• _Task description_
Every line in the listing is to be echoed verbatim.

• _Dataset rows_
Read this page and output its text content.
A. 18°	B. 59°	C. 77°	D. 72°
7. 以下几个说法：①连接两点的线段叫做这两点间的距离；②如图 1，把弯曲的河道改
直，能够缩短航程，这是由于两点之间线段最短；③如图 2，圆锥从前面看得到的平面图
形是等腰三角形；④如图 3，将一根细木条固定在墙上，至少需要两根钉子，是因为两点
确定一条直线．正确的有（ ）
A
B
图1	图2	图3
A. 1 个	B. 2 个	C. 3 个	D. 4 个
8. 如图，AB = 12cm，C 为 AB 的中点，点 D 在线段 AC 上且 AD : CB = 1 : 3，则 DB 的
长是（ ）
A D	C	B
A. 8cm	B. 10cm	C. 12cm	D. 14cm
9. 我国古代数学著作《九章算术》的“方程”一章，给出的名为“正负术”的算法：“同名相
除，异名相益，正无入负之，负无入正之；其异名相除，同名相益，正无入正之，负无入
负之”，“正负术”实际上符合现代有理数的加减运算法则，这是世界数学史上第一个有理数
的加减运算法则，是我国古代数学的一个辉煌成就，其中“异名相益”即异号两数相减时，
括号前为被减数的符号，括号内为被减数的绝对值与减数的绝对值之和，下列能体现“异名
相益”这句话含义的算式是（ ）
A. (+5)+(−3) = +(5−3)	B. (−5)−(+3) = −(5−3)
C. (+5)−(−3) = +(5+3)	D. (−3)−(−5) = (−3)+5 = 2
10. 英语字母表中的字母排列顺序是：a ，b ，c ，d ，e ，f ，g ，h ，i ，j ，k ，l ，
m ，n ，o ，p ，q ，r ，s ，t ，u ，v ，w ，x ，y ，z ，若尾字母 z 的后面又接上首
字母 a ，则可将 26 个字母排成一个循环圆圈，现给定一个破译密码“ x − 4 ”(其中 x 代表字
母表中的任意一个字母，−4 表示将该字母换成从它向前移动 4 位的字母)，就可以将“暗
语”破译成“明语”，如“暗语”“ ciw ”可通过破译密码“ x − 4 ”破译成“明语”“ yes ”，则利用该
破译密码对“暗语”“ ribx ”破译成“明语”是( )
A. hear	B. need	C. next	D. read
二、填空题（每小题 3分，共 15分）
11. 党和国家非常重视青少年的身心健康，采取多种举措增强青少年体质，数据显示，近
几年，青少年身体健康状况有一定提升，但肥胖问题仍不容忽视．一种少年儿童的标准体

• _Problem solution_
Read this page and output its text content.
A. 18°	B. 59°	C. 77°	D. 72°
7. 以下几个说法：①连接两点的线段叫做这两点间的距离；②如图 1，把弯曲的河道改
直，能够缩短航程，这是由于两点之间线段最短；③如图 2，圆锥从前面看得到的平面图
形是等腰三角形；④如图 3，将一根细木条固定在墙上，至少需要两根钉子，是因为两点
确定一条直线．正确的有（ ）
A
B
图1	图2	图3
A. 1 个	B. 2 个	C. 3 个	D. 4 个
8. 如图，AB = 12cm，C 为 AB 的中点，点 D 在线段 AC 上且 AD : CB = 1 : 3，则 DB 的
长是（ ）
A D	C	B
A. 8cm	B. 10cm	C. 12cm	D. 14cm
9. 我国古代数学著作《九章算术》的“方程”一章，给出的名为“正负术”的算法：“同名相
除，异名相益，正无入负之，负无入正之；其异名相除，同名相益，正无入正之，负无入
负之”，“正负术”实际上符合现代有理数的加减运算法则，这是世界数学史上第一个有理数
的加减运算法则，是我国古代数学的一个辉煌成就，其中“异名相益”即异号两数相减时，
括号前为被减数的符号，括号内为被减数的绝对值与减数的绝对值之和，下列能体现“异名
相益”这句话含义的算式是（ ）
A. (+5)+(−3) = +(5−3)	B. (−5)−(+3) = −(5−3)
C. (+5)−(−3) = +(5+3)	D. (−3)−(−5) = (−3)+5 = 2
10. 英语字母表中的字母排列顺序是：a ，b ，c ，d ，e ，f ，g ，h ，i ，j ，k ，l ，
m ，n ，o ，p ，q ，r ，s ，t ，u ，v ，w ，x ，y ，z ，若尾字母 z 的后面又接上首
字母 a ，则可将 26 个字母排成一个循环圆圈，现给定一个破译密码“ x − 4 ”(其中 x 代表字
母表中的任意一个字母，−4 表示将该字母换成从它向前移动 4 位的字母)，就可以将“暗
语”破译成“明语”，如“暗语”“ ciw ”可通过破译密码“ x − 4 ”破译成“明语”“ yes ”，则利用该
破译密码对“暗语”“ ribx ”破译成“明语”是( )
A. hear	B. need	C. next	D. read
二、填空题（每小题 3分，共 15分）
11. 党和国家非常重视青少年的身心健康，采取多种举措增强青少年体质，数据显示，近
几年，青少年身体健康状况有一定提升，但肥胖问题仍不容忽视．一种少年儿童的标准体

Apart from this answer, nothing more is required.